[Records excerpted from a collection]
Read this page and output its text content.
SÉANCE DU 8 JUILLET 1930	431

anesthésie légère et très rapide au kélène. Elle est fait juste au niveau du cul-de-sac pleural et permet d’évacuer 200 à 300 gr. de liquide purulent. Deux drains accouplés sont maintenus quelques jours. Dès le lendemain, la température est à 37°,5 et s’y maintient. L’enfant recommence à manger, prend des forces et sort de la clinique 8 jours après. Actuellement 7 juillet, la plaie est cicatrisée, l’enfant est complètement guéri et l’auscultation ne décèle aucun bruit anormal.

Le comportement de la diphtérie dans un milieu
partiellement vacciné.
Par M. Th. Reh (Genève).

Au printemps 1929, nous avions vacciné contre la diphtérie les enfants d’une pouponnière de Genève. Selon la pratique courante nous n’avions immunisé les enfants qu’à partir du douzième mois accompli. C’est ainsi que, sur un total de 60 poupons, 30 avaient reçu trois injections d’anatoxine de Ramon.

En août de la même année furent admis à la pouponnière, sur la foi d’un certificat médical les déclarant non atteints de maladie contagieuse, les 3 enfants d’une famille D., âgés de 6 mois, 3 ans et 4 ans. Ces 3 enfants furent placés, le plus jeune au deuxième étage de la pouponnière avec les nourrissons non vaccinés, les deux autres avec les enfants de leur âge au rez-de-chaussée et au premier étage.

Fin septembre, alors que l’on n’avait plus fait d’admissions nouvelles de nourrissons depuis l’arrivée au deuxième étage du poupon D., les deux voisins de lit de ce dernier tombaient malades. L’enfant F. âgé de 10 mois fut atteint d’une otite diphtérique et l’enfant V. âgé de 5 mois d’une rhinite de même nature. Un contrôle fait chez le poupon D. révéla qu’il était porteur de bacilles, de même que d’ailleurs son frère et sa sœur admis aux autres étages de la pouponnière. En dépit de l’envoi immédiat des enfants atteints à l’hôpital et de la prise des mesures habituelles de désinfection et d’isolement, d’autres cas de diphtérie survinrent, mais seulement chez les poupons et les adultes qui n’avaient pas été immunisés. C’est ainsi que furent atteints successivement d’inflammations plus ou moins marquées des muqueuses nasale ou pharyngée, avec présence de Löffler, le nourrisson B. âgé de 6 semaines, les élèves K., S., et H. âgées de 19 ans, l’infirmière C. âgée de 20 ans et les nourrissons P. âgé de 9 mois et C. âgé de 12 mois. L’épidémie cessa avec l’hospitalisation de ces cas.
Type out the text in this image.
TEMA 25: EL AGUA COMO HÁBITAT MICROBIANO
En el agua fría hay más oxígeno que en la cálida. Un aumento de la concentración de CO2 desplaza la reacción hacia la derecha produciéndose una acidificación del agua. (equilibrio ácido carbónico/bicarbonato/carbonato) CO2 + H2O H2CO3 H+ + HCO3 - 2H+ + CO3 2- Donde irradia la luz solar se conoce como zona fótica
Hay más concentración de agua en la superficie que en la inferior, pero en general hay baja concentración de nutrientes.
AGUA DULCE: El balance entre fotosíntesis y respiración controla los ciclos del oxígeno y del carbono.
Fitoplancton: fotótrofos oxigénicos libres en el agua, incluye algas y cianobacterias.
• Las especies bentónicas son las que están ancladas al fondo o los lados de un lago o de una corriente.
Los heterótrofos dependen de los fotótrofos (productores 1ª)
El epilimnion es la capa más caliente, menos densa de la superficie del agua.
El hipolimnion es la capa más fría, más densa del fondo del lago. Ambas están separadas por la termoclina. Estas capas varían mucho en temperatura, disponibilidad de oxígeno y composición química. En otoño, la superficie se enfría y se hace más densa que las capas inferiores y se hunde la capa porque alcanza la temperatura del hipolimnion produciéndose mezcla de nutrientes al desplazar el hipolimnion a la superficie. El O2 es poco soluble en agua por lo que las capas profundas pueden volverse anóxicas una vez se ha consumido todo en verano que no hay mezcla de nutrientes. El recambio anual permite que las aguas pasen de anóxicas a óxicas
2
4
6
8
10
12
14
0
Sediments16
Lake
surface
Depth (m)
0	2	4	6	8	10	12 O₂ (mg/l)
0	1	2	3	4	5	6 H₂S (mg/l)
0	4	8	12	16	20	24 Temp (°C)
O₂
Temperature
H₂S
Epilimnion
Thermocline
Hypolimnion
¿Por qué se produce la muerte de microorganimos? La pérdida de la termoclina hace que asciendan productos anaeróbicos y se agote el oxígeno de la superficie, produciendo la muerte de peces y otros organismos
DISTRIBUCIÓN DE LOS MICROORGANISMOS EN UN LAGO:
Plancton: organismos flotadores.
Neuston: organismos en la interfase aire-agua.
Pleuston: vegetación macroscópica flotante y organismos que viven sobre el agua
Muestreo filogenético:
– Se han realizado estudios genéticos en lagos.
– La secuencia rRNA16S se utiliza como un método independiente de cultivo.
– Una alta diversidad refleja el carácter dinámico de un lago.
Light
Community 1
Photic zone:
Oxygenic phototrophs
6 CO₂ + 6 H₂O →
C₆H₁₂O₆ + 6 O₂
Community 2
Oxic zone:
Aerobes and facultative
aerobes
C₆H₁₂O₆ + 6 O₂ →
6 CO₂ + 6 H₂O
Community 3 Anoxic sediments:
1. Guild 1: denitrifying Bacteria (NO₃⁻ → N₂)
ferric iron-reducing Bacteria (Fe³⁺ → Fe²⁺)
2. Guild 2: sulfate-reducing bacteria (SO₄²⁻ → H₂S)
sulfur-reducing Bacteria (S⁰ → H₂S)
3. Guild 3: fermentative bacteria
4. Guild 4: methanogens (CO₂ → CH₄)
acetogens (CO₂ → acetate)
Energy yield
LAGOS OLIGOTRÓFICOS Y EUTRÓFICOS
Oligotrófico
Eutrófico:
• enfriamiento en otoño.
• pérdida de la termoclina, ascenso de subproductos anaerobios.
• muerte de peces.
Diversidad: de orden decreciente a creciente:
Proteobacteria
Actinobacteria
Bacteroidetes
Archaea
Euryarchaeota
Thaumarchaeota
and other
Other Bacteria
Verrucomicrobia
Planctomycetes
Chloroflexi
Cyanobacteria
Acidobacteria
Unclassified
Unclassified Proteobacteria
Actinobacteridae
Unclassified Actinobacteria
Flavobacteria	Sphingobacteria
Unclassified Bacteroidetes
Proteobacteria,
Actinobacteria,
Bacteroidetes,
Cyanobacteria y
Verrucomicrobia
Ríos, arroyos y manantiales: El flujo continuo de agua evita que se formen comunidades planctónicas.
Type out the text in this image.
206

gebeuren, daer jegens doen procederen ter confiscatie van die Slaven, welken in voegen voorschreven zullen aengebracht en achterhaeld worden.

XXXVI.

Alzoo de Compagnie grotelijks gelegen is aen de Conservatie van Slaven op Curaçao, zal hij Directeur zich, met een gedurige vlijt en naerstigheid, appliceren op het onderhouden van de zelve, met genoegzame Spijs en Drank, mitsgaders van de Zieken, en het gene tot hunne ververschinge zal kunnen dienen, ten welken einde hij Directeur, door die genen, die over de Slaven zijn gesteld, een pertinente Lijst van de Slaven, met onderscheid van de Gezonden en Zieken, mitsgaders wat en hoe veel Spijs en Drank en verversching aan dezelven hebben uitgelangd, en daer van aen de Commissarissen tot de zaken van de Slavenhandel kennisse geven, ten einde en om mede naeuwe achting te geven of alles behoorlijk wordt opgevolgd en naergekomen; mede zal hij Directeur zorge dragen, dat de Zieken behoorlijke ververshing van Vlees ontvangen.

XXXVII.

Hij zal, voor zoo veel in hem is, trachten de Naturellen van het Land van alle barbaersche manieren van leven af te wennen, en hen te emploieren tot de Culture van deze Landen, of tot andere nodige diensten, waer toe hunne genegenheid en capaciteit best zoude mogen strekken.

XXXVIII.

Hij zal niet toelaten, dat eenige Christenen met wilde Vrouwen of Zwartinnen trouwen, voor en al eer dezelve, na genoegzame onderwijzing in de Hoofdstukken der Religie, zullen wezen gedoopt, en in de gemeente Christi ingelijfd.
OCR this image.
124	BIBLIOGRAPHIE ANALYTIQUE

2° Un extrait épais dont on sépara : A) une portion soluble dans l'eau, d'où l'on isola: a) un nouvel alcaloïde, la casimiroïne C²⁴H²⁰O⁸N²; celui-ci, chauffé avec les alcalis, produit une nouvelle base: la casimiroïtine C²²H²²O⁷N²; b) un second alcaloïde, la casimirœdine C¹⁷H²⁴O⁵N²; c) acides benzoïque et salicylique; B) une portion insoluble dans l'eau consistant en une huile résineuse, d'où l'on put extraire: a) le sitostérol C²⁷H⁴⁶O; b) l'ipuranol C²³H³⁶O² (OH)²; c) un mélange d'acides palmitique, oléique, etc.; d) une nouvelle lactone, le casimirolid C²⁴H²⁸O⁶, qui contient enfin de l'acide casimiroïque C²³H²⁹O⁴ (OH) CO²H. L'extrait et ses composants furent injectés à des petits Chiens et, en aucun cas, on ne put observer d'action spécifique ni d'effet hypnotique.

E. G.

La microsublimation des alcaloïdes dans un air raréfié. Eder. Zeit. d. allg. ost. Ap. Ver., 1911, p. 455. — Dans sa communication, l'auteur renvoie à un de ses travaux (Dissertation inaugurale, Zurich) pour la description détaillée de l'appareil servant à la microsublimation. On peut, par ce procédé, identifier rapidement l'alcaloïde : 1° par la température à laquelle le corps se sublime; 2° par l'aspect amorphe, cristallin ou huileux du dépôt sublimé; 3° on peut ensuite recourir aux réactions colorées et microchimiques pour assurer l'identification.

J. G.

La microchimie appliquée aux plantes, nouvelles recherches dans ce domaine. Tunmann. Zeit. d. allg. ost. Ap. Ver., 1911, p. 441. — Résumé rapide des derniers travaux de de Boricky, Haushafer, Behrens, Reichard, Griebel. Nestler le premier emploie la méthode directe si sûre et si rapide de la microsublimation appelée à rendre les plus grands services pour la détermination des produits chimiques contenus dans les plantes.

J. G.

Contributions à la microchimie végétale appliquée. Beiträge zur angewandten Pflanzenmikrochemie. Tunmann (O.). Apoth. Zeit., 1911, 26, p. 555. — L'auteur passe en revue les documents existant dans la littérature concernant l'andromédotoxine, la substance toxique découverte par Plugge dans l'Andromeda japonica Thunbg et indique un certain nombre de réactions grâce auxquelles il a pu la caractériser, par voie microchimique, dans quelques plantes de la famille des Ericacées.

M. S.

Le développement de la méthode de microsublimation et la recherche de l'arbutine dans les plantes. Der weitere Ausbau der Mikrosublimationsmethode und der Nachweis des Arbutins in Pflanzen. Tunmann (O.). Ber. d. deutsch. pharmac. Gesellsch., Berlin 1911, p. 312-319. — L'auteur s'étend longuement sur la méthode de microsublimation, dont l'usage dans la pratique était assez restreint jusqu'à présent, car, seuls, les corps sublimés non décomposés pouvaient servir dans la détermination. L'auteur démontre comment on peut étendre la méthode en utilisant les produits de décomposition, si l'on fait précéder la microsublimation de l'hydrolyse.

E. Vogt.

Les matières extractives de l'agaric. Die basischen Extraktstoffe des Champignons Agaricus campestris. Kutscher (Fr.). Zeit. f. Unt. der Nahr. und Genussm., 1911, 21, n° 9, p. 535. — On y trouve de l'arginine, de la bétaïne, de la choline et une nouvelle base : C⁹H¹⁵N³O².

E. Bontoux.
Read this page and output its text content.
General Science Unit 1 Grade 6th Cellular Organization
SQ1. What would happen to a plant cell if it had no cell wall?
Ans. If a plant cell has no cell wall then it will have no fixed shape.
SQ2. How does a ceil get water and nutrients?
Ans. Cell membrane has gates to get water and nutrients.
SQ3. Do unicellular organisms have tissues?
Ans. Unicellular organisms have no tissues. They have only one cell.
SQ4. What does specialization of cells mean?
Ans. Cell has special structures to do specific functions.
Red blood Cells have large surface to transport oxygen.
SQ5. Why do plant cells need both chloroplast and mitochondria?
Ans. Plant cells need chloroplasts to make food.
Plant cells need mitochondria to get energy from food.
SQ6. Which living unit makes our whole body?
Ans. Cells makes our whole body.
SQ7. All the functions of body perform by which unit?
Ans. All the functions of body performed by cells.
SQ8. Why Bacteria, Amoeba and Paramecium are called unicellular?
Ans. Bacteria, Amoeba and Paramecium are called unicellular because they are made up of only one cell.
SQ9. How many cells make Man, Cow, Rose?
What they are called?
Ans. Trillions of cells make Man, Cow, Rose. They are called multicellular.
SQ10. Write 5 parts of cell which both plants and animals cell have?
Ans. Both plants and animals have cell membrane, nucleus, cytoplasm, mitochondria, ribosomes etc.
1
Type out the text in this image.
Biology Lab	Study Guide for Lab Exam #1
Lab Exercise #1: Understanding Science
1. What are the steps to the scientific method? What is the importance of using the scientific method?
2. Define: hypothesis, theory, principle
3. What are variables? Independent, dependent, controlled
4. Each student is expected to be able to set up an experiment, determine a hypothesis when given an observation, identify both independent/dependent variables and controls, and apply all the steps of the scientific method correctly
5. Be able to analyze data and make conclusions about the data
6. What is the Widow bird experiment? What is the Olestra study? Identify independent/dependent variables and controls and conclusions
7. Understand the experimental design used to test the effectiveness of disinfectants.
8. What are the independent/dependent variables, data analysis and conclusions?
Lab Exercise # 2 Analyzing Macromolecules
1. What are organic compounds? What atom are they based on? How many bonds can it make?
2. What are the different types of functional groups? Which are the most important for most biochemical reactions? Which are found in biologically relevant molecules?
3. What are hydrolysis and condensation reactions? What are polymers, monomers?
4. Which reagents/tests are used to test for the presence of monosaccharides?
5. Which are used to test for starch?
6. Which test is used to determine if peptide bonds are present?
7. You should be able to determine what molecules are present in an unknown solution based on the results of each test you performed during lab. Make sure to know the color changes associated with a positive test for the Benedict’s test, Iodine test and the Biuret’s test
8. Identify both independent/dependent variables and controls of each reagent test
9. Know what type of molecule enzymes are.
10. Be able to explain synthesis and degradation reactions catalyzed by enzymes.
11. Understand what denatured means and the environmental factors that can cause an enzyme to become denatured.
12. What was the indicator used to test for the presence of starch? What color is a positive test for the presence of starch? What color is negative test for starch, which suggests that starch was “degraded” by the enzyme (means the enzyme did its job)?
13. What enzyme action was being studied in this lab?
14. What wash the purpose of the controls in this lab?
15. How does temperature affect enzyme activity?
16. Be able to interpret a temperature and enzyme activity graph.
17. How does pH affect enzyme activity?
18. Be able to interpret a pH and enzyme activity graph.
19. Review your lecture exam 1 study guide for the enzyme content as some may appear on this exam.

■ Work instructions:
Among the records above, find each line holding "Exercise" and list it.

■ Reply:
Lab Exercise #1: Understanding Science
Lab Exercise # 2 Analyzing Macromolecules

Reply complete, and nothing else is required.